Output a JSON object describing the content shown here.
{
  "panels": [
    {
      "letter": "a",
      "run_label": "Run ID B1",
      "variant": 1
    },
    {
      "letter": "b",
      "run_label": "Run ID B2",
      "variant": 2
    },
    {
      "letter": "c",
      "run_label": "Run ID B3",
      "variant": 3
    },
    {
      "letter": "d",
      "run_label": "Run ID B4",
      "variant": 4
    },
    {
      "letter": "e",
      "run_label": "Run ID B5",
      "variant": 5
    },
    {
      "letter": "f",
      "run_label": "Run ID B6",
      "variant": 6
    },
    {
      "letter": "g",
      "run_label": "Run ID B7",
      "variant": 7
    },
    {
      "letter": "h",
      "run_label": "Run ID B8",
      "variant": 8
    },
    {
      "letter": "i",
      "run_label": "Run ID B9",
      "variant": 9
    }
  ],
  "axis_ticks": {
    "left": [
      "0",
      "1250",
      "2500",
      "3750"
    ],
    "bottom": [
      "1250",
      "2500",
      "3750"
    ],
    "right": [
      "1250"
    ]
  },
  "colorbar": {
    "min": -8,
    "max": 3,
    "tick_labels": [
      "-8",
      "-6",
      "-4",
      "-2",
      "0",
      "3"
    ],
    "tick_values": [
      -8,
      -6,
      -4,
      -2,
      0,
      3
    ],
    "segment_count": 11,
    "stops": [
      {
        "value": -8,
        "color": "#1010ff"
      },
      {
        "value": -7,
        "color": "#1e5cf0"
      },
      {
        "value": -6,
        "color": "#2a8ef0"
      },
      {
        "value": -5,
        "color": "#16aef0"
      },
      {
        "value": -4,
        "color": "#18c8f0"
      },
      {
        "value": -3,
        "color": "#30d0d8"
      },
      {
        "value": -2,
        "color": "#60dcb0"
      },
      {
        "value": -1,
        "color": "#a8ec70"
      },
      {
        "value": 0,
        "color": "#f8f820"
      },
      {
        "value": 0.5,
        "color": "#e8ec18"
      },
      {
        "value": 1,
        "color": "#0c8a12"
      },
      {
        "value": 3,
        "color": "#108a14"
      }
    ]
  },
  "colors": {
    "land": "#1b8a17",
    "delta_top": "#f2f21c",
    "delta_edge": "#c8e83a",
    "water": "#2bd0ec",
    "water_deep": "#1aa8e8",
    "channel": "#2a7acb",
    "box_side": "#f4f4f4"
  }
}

REQUIREMENTS:
Work through the records line by line and tally those with the word "variant". Report only the total.

SOLUTION FOR THIS EXERCISE:
9